SOURCE RECORDS:
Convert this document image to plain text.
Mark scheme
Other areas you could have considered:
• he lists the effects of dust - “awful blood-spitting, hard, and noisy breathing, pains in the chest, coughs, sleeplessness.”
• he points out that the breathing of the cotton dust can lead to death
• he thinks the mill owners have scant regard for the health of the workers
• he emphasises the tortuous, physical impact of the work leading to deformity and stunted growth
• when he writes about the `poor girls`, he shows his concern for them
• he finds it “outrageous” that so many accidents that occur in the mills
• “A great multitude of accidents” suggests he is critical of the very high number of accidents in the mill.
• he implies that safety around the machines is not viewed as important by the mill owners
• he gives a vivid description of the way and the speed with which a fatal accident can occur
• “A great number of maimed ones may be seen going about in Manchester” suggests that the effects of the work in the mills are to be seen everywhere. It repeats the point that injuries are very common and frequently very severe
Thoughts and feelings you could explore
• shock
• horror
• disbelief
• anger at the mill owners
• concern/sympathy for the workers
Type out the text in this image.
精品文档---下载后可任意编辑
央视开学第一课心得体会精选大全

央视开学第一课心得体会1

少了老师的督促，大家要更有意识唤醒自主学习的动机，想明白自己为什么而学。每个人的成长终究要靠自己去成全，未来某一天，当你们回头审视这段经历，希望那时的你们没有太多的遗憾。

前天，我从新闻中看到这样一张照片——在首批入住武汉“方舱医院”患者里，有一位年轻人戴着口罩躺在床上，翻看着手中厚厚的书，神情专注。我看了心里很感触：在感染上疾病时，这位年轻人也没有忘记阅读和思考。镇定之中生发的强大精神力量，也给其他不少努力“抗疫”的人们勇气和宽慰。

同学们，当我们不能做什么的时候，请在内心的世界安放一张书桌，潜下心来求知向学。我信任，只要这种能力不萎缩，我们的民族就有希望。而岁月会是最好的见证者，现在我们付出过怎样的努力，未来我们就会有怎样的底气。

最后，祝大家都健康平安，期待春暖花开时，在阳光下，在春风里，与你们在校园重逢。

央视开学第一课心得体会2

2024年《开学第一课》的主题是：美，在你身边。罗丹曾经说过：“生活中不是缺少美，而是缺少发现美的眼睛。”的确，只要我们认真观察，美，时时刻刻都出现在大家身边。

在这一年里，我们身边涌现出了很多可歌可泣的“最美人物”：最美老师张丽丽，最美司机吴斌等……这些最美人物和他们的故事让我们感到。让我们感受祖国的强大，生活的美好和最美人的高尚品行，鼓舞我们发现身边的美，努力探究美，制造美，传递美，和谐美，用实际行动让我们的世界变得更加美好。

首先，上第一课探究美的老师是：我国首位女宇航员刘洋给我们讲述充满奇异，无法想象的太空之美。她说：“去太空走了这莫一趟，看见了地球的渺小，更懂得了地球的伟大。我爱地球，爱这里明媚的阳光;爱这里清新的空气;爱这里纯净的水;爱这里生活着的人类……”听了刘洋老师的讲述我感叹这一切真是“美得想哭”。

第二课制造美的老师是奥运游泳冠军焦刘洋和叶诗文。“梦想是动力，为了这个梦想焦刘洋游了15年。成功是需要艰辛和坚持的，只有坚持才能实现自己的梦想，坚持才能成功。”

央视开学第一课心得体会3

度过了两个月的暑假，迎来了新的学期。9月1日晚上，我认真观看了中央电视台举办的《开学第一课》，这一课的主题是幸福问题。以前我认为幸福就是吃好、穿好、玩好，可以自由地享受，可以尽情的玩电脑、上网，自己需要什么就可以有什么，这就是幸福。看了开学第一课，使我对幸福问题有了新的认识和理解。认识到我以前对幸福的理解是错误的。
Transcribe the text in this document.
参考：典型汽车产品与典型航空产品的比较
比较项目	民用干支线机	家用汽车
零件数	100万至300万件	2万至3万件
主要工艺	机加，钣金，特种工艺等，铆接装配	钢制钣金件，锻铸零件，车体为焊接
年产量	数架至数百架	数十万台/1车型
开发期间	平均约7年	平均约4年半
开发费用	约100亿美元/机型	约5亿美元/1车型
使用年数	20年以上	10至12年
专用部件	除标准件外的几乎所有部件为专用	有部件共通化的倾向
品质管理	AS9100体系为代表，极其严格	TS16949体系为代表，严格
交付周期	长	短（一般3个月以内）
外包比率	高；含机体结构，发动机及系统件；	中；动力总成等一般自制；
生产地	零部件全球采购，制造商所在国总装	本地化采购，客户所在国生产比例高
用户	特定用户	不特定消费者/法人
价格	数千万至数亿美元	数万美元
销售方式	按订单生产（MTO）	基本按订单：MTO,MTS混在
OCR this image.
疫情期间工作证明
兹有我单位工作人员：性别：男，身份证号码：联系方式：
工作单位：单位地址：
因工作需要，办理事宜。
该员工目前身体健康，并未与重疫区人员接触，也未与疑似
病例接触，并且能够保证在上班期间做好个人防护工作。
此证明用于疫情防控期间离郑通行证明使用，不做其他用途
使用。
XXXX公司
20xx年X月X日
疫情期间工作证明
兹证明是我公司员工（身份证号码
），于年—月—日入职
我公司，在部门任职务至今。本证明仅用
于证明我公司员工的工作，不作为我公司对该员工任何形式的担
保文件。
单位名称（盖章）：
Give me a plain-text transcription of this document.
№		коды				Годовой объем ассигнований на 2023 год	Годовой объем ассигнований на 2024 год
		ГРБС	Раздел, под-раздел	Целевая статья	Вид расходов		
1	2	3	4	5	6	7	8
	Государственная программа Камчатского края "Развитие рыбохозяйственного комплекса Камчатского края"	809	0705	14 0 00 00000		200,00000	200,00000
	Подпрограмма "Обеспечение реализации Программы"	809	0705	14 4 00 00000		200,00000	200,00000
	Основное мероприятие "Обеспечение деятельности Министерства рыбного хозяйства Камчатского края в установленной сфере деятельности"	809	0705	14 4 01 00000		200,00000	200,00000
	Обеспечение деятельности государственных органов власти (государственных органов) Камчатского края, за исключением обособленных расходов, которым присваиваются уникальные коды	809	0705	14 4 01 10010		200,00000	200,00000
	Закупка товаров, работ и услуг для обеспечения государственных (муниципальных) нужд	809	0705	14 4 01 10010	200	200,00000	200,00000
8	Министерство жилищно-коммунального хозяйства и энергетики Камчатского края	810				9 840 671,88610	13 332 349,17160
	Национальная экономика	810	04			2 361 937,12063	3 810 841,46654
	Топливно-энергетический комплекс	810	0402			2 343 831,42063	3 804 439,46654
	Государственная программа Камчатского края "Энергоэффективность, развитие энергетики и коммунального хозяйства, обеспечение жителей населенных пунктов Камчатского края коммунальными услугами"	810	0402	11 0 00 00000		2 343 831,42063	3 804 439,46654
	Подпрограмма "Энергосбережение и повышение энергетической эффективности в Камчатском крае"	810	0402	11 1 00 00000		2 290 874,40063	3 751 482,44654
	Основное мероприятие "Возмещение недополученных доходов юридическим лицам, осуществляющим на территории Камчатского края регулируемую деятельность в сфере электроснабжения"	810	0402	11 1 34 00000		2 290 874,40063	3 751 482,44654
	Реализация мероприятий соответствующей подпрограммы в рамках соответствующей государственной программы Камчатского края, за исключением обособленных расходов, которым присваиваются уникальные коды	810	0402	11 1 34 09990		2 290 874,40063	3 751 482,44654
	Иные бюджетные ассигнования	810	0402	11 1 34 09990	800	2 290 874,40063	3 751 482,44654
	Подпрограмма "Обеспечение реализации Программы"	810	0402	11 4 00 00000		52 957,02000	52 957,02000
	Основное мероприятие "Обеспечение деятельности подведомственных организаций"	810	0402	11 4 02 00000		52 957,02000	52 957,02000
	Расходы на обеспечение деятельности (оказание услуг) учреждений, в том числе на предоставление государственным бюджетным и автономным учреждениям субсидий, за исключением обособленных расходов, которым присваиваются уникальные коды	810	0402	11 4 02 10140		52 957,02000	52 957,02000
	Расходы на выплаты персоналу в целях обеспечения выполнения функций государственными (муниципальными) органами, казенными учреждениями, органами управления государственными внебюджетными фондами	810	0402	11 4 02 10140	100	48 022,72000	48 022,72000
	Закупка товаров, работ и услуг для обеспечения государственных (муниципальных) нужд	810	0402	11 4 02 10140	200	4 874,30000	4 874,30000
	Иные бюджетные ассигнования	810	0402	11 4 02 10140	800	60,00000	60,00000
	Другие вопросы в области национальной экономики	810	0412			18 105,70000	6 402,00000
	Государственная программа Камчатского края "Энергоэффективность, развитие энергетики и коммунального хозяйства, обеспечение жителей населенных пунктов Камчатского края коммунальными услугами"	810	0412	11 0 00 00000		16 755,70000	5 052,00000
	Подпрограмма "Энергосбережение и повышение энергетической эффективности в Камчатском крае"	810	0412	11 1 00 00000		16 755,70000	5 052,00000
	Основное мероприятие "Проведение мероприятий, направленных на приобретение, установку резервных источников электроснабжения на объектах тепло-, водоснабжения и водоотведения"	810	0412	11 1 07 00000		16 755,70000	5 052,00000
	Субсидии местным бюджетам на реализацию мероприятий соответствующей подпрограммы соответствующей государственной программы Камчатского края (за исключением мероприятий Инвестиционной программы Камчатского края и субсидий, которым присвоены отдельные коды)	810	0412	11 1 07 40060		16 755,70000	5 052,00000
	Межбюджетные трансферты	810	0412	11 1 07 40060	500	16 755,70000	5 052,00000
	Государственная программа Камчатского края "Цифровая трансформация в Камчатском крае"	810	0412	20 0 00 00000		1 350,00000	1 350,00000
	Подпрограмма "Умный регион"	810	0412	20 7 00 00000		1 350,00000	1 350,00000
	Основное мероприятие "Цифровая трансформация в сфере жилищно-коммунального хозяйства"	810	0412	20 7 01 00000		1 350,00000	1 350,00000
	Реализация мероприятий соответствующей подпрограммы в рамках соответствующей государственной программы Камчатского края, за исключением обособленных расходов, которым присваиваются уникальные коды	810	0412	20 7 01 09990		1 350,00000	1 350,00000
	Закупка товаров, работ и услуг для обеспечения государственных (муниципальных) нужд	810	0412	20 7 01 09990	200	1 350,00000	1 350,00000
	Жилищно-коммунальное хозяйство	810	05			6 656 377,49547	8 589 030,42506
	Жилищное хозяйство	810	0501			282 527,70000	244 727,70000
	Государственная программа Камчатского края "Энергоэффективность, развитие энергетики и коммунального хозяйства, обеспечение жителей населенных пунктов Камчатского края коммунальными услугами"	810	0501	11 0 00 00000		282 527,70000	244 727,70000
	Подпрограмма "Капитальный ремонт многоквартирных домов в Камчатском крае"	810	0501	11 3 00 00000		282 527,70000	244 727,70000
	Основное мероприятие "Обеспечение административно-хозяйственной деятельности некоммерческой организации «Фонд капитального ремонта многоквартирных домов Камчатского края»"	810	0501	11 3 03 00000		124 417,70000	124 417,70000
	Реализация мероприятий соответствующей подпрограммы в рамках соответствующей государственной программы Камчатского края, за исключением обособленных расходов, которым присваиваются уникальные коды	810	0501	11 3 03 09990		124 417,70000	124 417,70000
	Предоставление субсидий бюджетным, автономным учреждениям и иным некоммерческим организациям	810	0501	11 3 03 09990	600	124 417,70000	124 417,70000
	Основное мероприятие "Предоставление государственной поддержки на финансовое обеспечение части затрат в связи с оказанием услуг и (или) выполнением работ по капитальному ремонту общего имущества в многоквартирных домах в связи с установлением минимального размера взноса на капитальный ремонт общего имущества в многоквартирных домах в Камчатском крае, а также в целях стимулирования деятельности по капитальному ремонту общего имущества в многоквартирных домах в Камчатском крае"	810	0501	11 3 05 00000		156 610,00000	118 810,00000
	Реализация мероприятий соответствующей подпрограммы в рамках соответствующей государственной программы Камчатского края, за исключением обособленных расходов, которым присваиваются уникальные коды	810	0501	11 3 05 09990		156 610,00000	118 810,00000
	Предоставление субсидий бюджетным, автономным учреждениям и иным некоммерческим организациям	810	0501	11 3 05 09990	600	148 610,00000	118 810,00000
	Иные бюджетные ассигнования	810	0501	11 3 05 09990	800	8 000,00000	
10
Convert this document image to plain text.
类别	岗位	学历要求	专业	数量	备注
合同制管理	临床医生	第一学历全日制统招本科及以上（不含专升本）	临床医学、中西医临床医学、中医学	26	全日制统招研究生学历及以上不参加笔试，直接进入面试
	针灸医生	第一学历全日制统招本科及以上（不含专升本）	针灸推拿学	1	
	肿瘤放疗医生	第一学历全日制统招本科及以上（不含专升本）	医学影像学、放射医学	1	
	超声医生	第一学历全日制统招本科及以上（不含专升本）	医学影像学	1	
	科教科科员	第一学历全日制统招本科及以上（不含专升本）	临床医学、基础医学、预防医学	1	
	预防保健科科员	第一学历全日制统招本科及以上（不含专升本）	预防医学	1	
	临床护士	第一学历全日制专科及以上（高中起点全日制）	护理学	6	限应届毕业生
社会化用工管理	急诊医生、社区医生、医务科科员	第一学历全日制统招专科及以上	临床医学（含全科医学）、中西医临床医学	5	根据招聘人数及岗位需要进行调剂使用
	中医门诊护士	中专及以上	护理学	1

EXERCISE PROMPT:
Where a line of the records above holds the word "повышение", copy that line.

FINAL RESULT:
	Подпрограмма "Энергосбережение и повышение энергетической эффективности в Камчатском крае"	810	0402	11 1 00 00000		2 290 874,40063	3 751 482,44654
	Подпрограмма "Энергосбережение и повышение энергетической эффективности в Камчатском крае"	810	0412	11 1 00 00000		16 755,70000	5 052,00000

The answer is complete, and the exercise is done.